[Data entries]
- - - - - - -

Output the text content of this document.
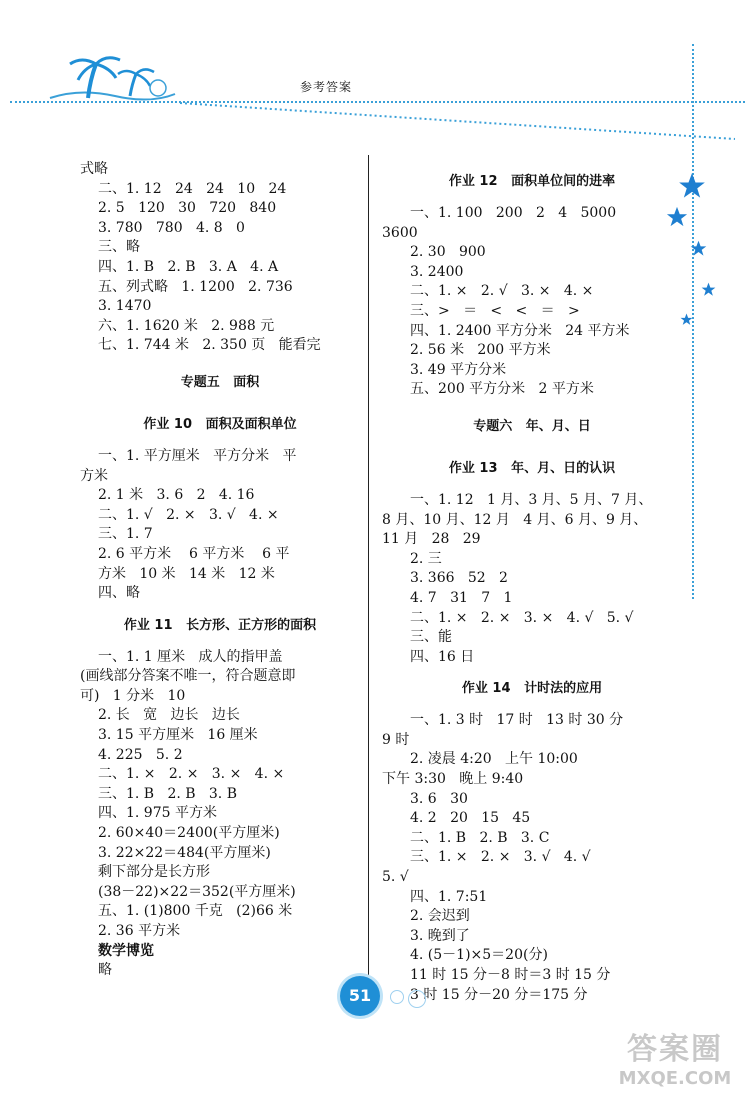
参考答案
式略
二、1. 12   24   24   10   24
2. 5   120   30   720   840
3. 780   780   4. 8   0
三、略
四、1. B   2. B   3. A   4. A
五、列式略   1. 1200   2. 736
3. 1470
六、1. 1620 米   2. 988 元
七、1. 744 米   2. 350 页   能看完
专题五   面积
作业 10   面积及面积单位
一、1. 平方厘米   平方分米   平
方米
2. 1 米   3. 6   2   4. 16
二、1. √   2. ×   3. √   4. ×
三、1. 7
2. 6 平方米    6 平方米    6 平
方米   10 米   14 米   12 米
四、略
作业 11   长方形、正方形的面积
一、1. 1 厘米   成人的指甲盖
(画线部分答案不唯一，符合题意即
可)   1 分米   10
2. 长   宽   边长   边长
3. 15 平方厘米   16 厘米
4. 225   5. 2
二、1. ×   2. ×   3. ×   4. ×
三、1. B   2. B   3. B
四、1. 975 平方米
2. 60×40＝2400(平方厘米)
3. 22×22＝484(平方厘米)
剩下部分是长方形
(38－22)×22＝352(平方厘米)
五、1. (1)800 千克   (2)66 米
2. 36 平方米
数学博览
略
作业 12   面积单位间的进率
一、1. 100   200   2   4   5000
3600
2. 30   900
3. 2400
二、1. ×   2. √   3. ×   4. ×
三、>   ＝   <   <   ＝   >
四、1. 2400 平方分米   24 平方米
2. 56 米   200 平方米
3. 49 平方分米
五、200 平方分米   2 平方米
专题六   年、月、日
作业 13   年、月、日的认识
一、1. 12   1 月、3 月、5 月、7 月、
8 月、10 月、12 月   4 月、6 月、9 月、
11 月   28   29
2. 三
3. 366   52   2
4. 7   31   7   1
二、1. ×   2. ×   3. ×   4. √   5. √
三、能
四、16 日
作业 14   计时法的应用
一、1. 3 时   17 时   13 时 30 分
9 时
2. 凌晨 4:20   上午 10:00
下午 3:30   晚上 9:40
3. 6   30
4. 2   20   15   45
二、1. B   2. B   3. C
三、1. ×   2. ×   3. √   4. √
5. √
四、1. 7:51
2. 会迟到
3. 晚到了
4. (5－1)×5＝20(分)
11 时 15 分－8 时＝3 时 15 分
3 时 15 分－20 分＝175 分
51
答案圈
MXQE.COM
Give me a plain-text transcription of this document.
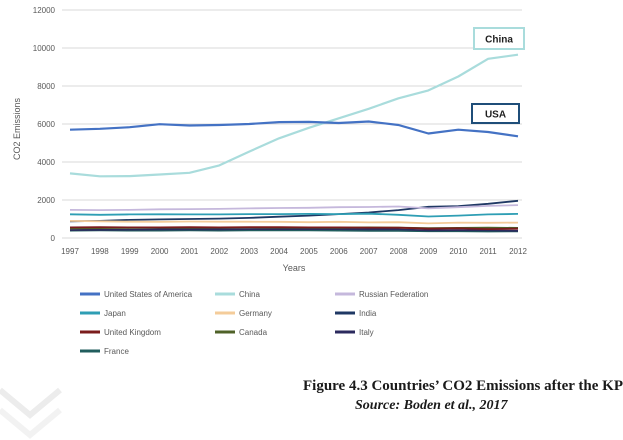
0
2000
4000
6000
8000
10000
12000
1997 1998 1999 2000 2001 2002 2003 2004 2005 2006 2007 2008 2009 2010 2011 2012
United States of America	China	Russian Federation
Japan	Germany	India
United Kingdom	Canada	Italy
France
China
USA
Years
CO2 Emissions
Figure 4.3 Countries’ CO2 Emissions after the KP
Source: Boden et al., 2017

- - - - - - -

• YOUR GOAL
All lines of the data above that include the word "平方分米" must be shown.

• RESULT OF THE TASK
一、1. 平方厘米   平方分米   平
四、1. 2400 平方分米   24 平方米
3. 49 平方分米
五、200 平方分米   2 平方米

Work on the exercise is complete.